Report how many lines in the records hold the string "system"; give the number and nothing else.

┌─ Provided data

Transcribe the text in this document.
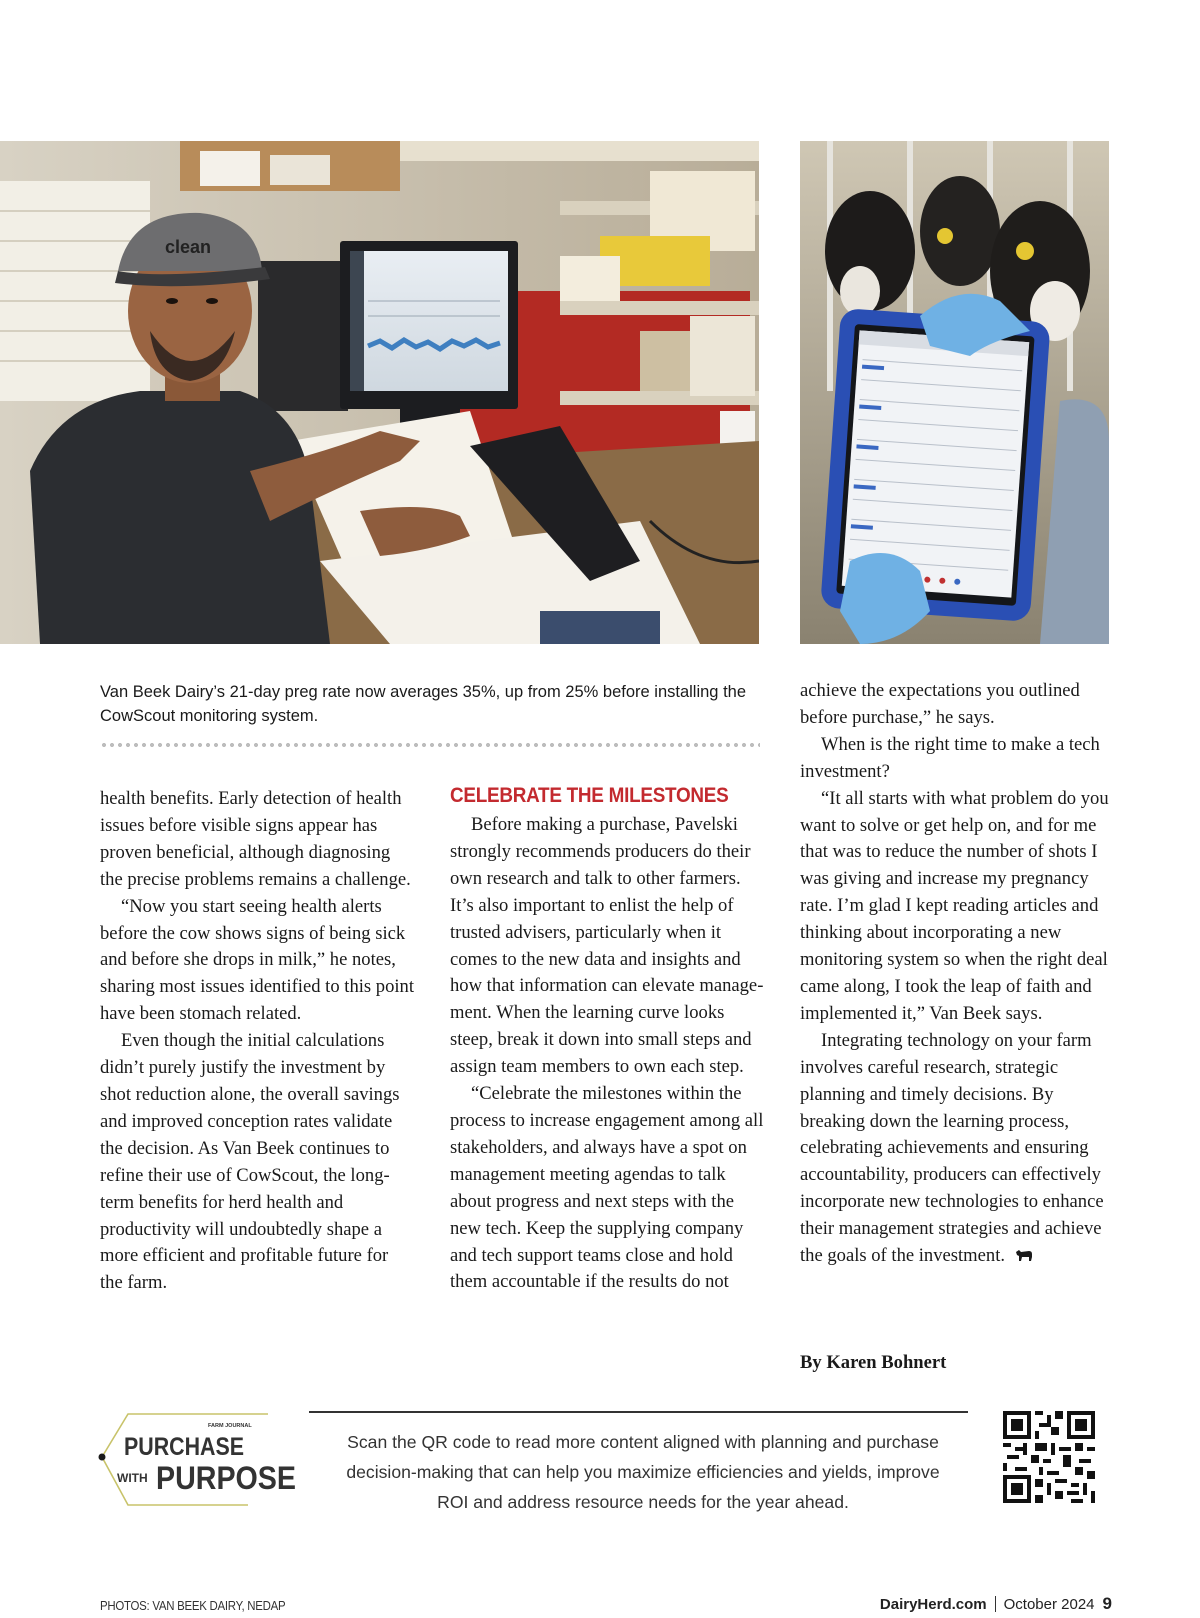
clean
Van Beek Dairy’s 21-day preg rate now averages 35%, up from 25% before installing the CowScout monitoring system.

health benefits. Early detection of health issues before visible signs appear has proven beneficial, although diagnosing the precise problems remains a challenge.

“Now you start seeing health alerts before the cow shows signs of being sick and before she drops in milk,” he notes, sharing most issues identified to this point have been stomach related.

Even though the initial calculations didn’t purely justify the investment by shot reduction alone, the overall savings and improved conception rates validate the decision. As Van Beek continues to refine their use of CowScout, the long-term benefits for herd health and productivity will undoubtedly shape a more efficient and profitable future for the farm.

CELEBRATE THE MILESTONES

Before making a purchase, Pavelski strongly recommends producers do their own research and talk to other farmers. It’s also important to enlist the help of trusted advisers, particularly when it comes to the new data and insights and how that information can elevate management. When the learning curve looks steep, break it down into small steps and assign team members to own each step.

“Celebrate the milestones within the process to increase engagement among all stakeholders, and always have a spot on management meeting agendas to talk about progress and next steps with the new tech. Keep the supplying company and tech support teams close and hold them accountable if the results do not

achieve the expectations you outlined before purchase,” he says.

When is the right time to make a tech investment?

“It all starts with what problem do you want to solve or get help on, and for me that was to reduce the number of shots I was giving and increase my pregnancy rate. I’m glad I kept reading articles and thinking about incorporating a new monitoring system so when the right deal came along, I took the leap of faith and implemented it,” Van Beek says.

Integrating technology on your farm involves careful research, strategic planning and timely decisions. By breaking down the learning process, celebrating achievements and ensuring accountability, producers can effectively incorporate new technologies to enhance their management strategies and achieve the goals of the investment.

By Karen Bohnert
FARM JOURNAL
PURCHASE
WITH PURPOSE
Scan the QR code to read more content aligned with planning and purchase decision-making that can help you maximize efficiencies and yields, improve ROI and address resource needs for the year ahead.
PHOTOS: VAN BEEK DAIRY, NEDAP	DairyHerd.com October 2024 9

└─

* [The solution]: 2